Make an exact copy of the records, dropping all pictures.

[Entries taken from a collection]
+ + + + + + +

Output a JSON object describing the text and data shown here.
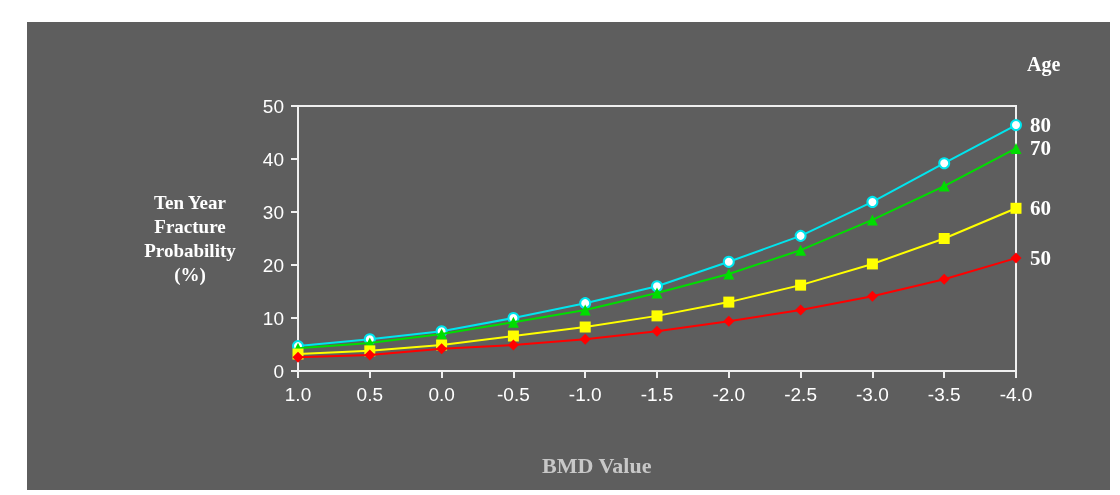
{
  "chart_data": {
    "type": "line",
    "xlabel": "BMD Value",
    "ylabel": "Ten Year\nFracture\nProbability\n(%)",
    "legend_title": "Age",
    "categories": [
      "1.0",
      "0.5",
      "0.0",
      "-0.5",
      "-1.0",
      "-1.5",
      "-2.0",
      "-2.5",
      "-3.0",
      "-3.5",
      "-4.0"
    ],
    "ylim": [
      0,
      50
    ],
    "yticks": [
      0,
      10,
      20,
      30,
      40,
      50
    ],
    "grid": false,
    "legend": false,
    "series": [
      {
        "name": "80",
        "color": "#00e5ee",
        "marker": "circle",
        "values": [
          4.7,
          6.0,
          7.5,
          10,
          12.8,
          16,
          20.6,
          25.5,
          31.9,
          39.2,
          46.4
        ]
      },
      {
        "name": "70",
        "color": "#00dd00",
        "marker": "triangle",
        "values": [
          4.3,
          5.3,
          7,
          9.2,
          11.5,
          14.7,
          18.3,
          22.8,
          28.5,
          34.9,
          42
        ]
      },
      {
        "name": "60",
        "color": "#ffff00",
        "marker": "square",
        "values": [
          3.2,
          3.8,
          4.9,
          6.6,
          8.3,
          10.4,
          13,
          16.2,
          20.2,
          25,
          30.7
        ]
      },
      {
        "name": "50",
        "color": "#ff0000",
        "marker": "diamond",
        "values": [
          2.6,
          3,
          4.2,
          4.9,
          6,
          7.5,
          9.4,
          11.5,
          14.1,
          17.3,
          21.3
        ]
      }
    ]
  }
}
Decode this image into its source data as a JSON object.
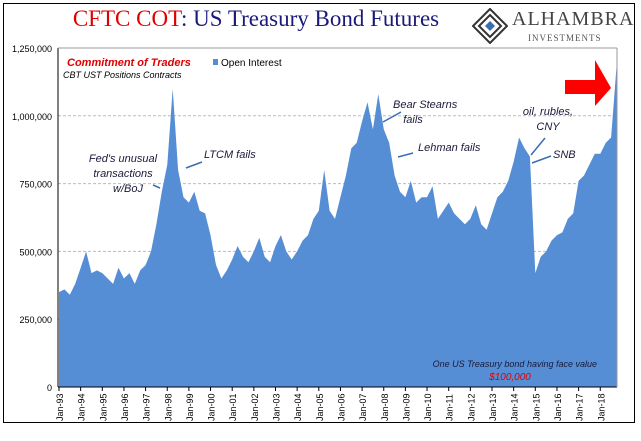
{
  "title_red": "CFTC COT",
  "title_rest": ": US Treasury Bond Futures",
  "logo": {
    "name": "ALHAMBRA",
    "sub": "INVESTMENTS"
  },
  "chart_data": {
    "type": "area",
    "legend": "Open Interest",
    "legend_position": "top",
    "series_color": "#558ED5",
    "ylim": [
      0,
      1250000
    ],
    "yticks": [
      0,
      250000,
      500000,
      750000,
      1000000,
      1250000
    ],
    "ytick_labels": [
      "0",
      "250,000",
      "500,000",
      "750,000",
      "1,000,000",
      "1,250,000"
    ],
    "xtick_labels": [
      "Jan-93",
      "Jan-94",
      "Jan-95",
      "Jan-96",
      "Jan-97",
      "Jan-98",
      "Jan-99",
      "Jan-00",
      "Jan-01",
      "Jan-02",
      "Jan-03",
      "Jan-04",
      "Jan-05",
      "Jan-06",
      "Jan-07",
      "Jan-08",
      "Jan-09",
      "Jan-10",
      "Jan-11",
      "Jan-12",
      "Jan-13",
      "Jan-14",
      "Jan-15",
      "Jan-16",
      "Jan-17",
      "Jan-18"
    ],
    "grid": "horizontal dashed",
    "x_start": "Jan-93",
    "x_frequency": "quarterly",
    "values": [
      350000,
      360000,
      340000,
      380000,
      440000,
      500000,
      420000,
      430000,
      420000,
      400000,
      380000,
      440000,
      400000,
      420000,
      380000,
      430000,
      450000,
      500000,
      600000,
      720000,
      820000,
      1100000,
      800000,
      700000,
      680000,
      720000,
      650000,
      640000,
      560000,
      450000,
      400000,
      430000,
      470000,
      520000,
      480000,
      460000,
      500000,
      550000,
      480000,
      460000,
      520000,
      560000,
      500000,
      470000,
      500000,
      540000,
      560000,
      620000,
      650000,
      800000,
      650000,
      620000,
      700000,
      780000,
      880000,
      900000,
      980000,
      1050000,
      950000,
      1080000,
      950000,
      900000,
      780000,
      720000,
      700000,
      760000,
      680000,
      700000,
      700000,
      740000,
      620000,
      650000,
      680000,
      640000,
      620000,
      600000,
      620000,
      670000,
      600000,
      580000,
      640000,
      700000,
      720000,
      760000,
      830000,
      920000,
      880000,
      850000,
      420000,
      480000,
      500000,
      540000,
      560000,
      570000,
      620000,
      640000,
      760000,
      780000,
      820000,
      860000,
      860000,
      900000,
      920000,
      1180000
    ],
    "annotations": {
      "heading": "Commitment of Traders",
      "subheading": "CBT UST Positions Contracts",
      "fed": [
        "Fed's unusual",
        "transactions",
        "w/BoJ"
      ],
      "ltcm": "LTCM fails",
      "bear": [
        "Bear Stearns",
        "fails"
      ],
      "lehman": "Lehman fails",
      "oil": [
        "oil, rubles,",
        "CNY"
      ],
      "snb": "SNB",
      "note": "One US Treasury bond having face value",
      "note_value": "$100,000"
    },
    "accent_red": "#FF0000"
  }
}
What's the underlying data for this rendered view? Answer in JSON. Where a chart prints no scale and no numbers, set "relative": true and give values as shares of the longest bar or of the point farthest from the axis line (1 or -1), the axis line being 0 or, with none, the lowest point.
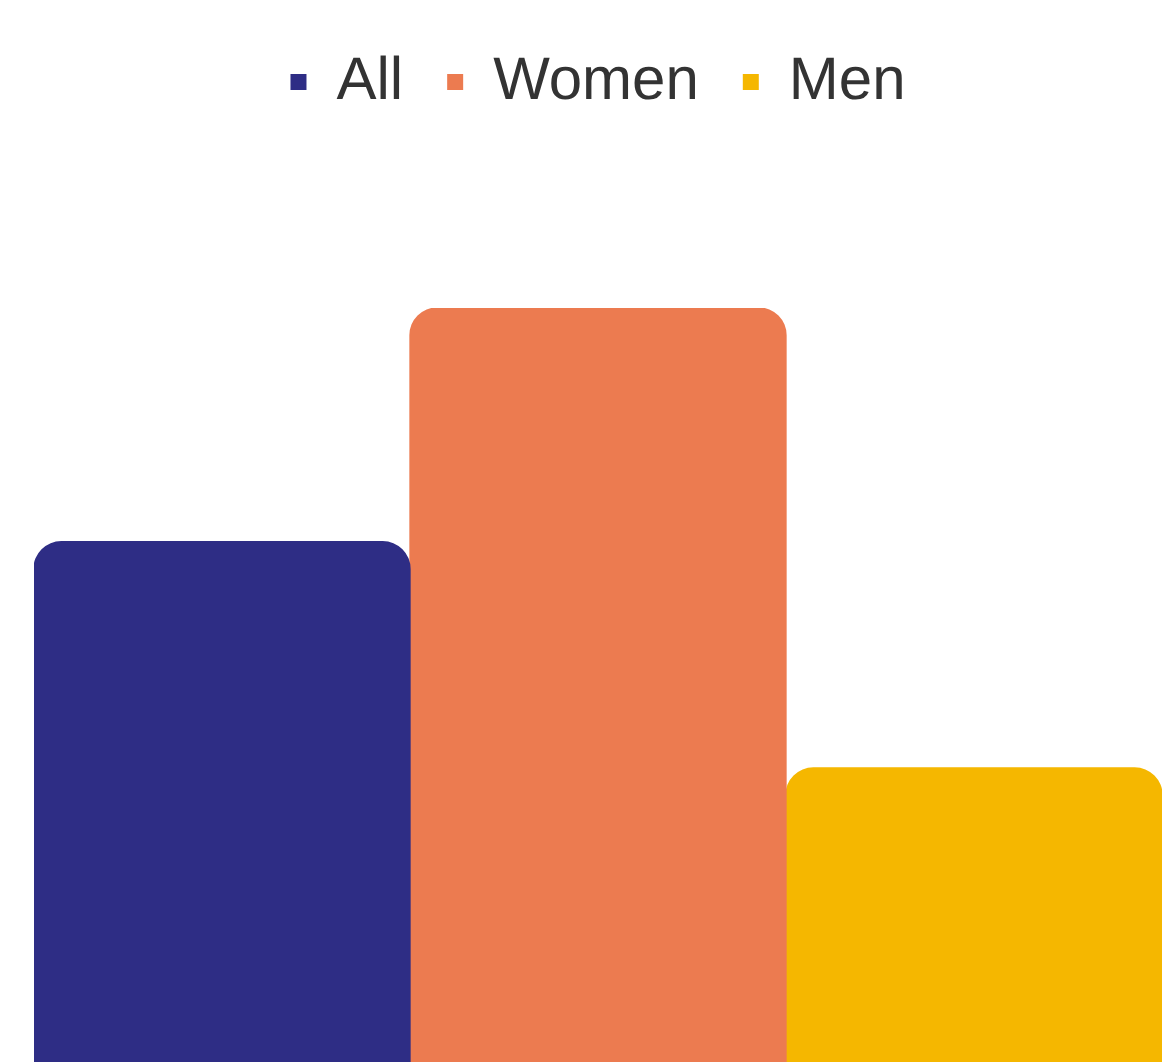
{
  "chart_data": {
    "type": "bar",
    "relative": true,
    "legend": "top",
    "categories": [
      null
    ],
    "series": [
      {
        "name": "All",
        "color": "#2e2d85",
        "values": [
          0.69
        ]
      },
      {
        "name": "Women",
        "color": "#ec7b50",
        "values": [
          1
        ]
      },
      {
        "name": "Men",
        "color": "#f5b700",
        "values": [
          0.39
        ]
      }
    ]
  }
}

+ + + + + + +

Written reply:
Output a JSON object describing the text and data shown here.
{
  "chart_data": {
    "type": "line",
    "xlabel": "BMD Value",
    "ylabel": "Ten Year\nFracture\nProbability\n(%)",
    "legend_title": "Age",
    "categories": [
      "1.0",
      "0.5",
      "0.0",
      "-0.5",
      "-1.0",
      "-1.5",
      "-2.0",
      "-2.5",
      "-3.0",
      "-3.5",
      "-4.0"
    ],
    "ylim": [
      0,
      50
    ],
    "yticks": [
      0,
      10,
      20,
      30,
      40,
      50
    ],
    "grid": false,
    "legend": false,
    "series": [
      {
        "name": "80",
        "color": "#00e5ee",
        "marker": "circle",
        "values": [
          4.7,
          6.0,
          7.5,
          10,
          12.8,
          16,
          20.6,
          25.5,
          31.9,
          39.2,
          46.4
        ]
      },
      {
        "name": "70",
        "color": "#00dd00",
        "marker": "triangle",
        "values": [
          4.3,
          5.3,
          7,
          9.2,
          11.5,
          14.7,
          18.3,
          22.8,
          28.5,
          34.9,
          42
        ]
      },
      {
        "name": "60",
        "color": "#ffff00",
        "marker": "square",
        "values": [
          3.2,
          3.8,
          4.9,
          6.6,
          8.3,
          10.4,
          13,
          16.2,
          20.2,
          25,
          30.7
        ]
      },
      {
        "name": "50",
        "color": "#ff0000",
        "marker": "diamond",
        "values": [
          2.6,
          3,
          4.2,
          4.9,
          6,
          7.5,
          9.4,
          11.5,
          14.1,
          17.3,
          21.3
        ]
      }
    ]
  }
}
Decode this image into its source data as a JSON object.
{
  "title_red": "CFTC COT",
  "title_rest": ": US Treasury Bond Futures",
  "logo": {
    "name": "ALHAMBRA",
    "sub": "INVESTMENTS"
  },
  "chart_data": {
    "type": "area",
    "legend": "Open Interest",
    "legend_position": "top",
    "series_color": "#558ED5",
    "ylim": [
      0,
      1250000
    ],
    "yticks": [
      0,
      250000,
      500000,
      750000,
      1000000,
      1250000
    ],
    "ytick_labels": [
      "0",
      "250,000",
      "500,000",
      "750,000",
      "1,000,000",
      "1,250,000"
    ],
    "xtick_labels": [
      "Jan-93",
      "Jan-94",
      "Jan-95",
      "Jan-96",
      "Jan-97",
      "Jan-98",
      "Jan-99",
      "Jan-00",
      "Jan-01",
      "Jan-02",
      "Jan-03",
      "Jan-04",
      "Jan-05",
      "Jan-06",
      "Jan-07",
      "Jan-08",
      "Jan-09",
      "Jan-10",
      "Jan-11",
      "Jan-12",
      "Jan-13",
      "Jan-14",
      "Jan-15",
      "Jan-16",
      "Jan-17",
      "Jan-18"
    ],
    "grid": "horizontal dashed",
    "x_start": "Jan-93",
    "x_frequency": "quarterly",
    "values": [
      350000,
      360000,
      340000,
      380000,
      440000,
      500000,
      420000,
      430000,
      420000,
      400000,
      380000,
      440000,
      400000,
      420000,
      380000,
      430000,
      450000,
      500000,
      600000,
      720000,
      820000,
      1100000,
      800000,
      700000,
      680000,
      720000,
      650000,
      640000,
      560000,
      450000,
      400000,
      430000,
      470000,
      520000,
      480000,
      460000,
      500000,
      550000,
      480000,
      460000,
      520000,
      560000,
      500000,
      470000,
      500000,
      540000,
      560000,
      620000,
      650000,
      800000,
      650000,
      620000,
      700000,
      780000,
      880000,
      900000,
      980000,
      1050000,
      950000,
      1080000,
      950000,
      900000,
      780000,
      720000,
      700000,
      760000,
      680000,
      700000,
      700000,
      740000,
      620000,
      650000,
      680000,
      640000,
      620000,
      600000,
      620000,
      670000,
      600000,
      580000,
      640000,
      700000,
      720000,
      760000,
      830000,
      920000,
      880000,
      850000,
      420000,
      480000,
      500000,
      540000,
      560000,
      570000,
      620000,
      640000,
      760000,
      780000,
      820000,
      860000,
      860000,
      900000,
      920000,
      1180000
    ],
    "annotations": {
      "heading": "Commitment of Traders",
      "subheading": "CBT UST Positions Contracts",
      "fed": [
        "Fed's unusual",
        "transactions",
        "w/BoJ"
      ],
      "ltcm": "LTCM fails",
      "bear": [
        "Bear Stearns",
        "fails"
      ],
      "lehman": "Lehman fails",
      "oil": [
        "oil, rubles,",
        "CNY"
      ],
      "snb": "SNB",
      "note": "One US Treasury bond having face value",
      "note_value": "$100,000"
    },
    "accent_red": "#FF0000"
  }
}
What's the underlying data for this rendered view? Answer in JSON. Where a chart prints no scale and no numbers, set "relative": true and give values as shares of the longest bar or of the point farthest from the axis line (1 or -1), the axis line being 0 or, with none, the lowest point.
{
  "chart_data": {
    "type": "bar",
    "relative": true,
    "legend": "top",
    "categories": [
      null
    ],
    "series": [
      {
        "name": "All",
        "color": "#2e2d85",
        "values": [
          0.69
        ]
      },
      {
        "name": "Women",
        "color": "#ec7b50",
        "values": [
          1
        ]
      },
      {
        "name": "Men",
        "color": "#f5b700",
        "values": [
          0.39
        ]
      }
    ]
  }
}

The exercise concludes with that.